TASK: Your task is to retype each line of the data below exactly.

SUPPLIED RECORDS:
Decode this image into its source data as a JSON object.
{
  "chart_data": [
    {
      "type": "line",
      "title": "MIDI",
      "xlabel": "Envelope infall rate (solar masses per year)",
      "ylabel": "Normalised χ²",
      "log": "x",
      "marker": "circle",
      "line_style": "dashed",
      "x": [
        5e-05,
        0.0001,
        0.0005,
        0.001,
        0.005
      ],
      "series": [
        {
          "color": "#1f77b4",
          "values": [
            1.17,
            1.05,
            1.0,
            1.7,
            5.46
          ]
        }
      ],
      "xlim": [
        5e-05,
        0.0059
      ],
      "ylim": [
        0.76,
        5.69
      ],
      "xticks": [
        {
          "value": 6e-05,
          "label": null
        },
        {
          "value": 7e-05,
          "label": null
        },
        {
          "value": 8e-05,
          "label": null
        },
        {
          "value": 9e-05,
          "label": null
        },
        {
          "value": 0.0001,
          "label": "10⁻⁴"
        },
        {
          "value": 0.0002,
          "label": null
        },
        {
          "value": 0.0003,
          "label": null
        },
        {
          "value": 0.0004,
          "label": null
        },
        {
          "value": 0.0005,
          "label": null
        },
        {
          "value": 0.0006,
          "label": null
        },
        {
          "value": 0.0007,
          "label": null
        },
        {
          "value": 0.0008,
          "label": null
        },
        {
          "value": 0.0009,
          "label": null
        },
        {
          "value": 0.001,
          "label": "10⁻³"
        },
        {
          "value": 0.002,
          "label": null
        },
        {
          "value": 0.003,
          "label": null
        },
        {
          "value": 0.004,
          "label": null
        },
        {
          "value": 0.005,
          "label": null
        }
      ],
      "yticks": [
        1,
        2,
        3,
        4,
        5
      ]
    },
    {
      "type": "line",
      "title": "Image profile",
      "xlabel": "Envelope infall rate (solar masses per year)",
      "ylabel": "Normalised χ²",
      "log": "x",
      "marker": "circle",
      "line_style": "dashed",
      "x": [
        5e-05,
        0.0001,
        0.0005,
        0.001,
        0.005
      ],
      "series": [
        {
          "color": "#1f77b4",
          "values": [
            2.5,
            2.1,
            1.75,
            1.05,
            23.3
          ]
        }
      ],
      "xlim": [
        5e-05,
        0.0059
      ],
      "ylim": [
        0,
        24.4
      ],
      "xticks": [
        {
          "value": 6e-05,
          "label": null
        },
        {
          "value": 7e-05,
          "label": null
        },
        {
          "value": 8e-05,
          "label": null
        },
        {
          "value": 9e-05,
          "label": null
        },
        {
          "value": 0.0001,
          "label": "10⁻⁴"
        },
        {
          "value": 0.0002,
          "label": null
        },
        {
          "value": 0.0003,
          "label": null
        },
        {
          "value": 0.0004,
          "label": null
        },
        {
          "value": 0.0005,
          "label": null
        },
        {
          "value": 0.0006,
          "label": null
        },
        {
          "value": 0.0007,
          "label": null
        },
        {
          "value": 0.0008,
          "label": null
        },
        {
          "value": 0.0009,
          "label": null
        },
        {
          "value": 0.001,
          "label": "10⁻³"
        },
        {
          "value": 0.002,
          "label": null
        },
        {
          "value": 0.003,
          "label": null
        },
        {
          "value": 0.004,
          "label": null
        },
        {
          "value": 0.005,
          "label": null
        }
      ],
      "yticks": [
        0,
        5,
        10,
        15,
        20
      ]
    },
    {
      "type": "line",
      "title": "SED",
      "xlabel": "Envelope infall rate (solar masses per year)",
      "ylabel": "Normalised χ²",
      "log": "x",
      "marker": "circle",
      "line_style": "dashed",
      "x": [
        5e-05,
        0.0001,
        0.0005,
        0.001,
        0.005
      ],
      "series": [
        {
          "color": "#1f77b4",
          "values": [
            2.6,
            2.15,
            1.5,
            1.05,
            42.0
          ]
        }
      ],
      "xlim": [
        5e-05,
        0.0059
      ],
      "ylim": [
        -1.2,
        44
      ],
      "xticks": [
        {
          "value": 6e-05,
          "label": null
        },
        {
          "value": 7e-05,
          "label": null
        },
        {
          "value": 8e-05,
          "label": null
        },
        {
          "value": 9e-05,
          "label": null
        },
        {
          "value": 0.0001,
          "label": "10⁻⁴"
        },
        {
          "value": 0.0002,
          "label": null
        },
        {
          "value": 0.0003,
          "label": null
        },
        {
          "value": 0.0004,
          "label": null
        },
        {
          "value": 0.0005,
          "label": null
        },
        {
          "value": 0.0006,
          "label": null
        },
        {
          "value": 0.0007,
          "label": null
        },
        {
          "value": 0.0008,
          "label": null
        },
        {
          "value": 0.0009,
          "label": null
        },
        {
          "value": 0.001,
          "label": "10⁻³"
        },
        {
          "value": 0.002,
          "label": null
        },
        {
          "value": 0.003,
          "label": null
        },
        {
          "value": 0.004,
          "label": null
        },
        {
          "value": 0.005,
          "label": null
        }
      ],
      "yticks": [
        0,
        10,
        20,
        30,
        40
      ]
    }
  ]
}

SOLUTION:
Decode this image into its source data as a JSON object.
{
  "chart_data": [
    {
      "type": "line",
      "title": "MIDI",
      "xlabel": "Envelope infall rate (solar masses per year)",
      "ylabel": "Normalised χ²",
      "log": "x",
      "marker": "circle",
      "line_style": "dashed",
      "x": [
        5e-05,
        0.0001,
        0.0005,
        0.001,
        0.005
      ],
      "series": [
        {
          "color": "#1f77b4",
          "values": [
            1.17,
            1.05,
            1.0,
            1.7,
            5.46
          ]
        }
      ],
      "xlim": [
        5e-05,
        0.0059
      ],
      "ylim": [
        0.76,
        5.69
      ],
      "xticks": [
        {
          "value": 6e-05,
          "label": null
        },
        {
          "value": 7e-05,
          "label": null
        },
        {
          "value": 8e-05,
          "label": null
        },
        {
          "value": 9e-05,
          "label": null
        },
        {
          "value": 0.0001,
          "label": "10⁻⁴"
        },
        {
          "value": 0.0002,
          "label": null
        },
        {
          "value": 0.0003,
          "label": null
        },
        {
          "value": 0.0004,
          "label": null
        },
        {
          "value": 0.0005,
          "label": null
        },
        {
          "value": 0.0006,
          "label": null
        },
        {
          "value": 0.0007,
          "label": null
        },
        {
          "value": 0.0008,
          "label": null
        },
        {
          "value": 0.0009,
          "label": null
        },
        {
          "value": 0.001,
          "label": "10⁻³"
        },
        {
          "value": 0.002,
          "label": null
        },
        {
          "value": 0.003,
          "label": null
        },
        {
          "value": 0.004,
          "label": null
        },
        {
          "value": 0.005,
          "label": null
        }
      ],
      "yticks": [
        1,
        2,
        3,
        4,
        5
      ]
    },
    {
      "type": "line",
      "title": "Image profile",
      "xlabel": "Envelope infall rate (solar masses per year)",
      "ylabel": "Normalised χ²",
      "log": "x",
      "marker": "circle",
      "line_style": "dashed",
      "x": [
        5e-05,
        0.0001,
        0.0005,
        0.001,
        0.005
      ],
      "series": [
        {
          "color": "#1f77b4",
          "values": [
            2.5,
            2.1,
            1.75,
            1.05,
            23.3
          ]
        }
      ],
      "xlim": [
        5e-05,
        0.0059
      ],
      "ylim": [
        0,
        24.4
      ],
      "xticks": [
        {
          "value": 6e-05,
          "label": null
        },
        {
          "value": 7e-05,
          "label": null
        },
        {
          "value": 8e-05,
          "label": null
        },
        {
          "value": 9e-05,
          "label": null
        },
        {
          "value": 0.0001,
          "label": "10⁻⁴"
        },
        {
          "value": 0.0002,
          "label": null
        },
        {
          "value": 0.0003,
          "label": null
        },
        {
          "value": 0.0004,
          "label": null
        },
        {
          "value": 0.0005,
          "label": null
        },
        {
          "value": 0.0006,
          "label": null
        },
        {
          "value": 0.0007,
          "label": null
        },
        {
          "value": 0.0008,
          "label": null
        },
        {
          "value": 0.0009,
          "label": null
        },
        {
          "value": 0.001,
          "label": "10⁻³"
        },
        {
          "value": 0.002,
          "label": null
        },
        {
          "value": 0.003,
          "label": null
        },
        {
          "value": 0.004,
          "label": null
        },
        {
          "value": 0.005,
          "label": null
        }
      ],
      "yticks": [
        0,
        5,
        10,
        15,
        20
      ]
    },
    {
      "type": "line",
      "title": "SED",
      "xlabel": "Envelope infall rate (solar masses per year)",
      "ylabel": "Normalised χ²",
      "log": "x",
      "marker": "circle",
      "line_style": "dashed",
      "x": [
        5e-05,
        0.0001,
        0.0005,
        0.001,
        0.005
      ],
      "series": [
        {
          "color": "#1f77b4",
          "values": [
            2.6,
            2.15,
            1.5,
            1.05,
            42.0
          ]
        }
      ],
      "xlim": [
        5e-05,
        0.0059
      ],
      "ylim": [
        -1.2,
        44
      ],
      "xticks": [
        {
          "value": 6e-05,
          "label": null
        },
        {
          "value": 7e-05,
          "label": null
        },
        {
          "value": 8e-05,
          "label": null
        },
        {
          "value": 9e-05,
          "label": null
        },
        {
          "value": 0.0001,
          "label": "10⁻⁴"
        },
        {
          "value": 0.0002,
          "label": null
        },
        {
          "value": 0.0003,
          "label": null
        },
        {
          "value": 0.0004,
          "label": null
        },
        {
          "value": 0.0005,
          "label": null
        },
        {
          "value": 0.0006,
          "label": null
        },
        {
          "value": 0.0007,
          "label": null
        },
        {
          "value": 0.0008,
          "label": null
        },
        {
          "value": 0.0009,
          "label": null
        },
        {
          "value": 0.001,
          "label": "10⁻³"
        },
        {
          "value": 0.002,
          "label": null
        },
        {
          "value": 0.003,
          "label": null
        },
        {
          "value": 0.004,
          "label": null
        },
        {
          "value": 0.005,
          "label": null
        }
      ],
      "yticks": [
        0,
        10,
        20,
        30,
        40
      ]
    }
  ]
}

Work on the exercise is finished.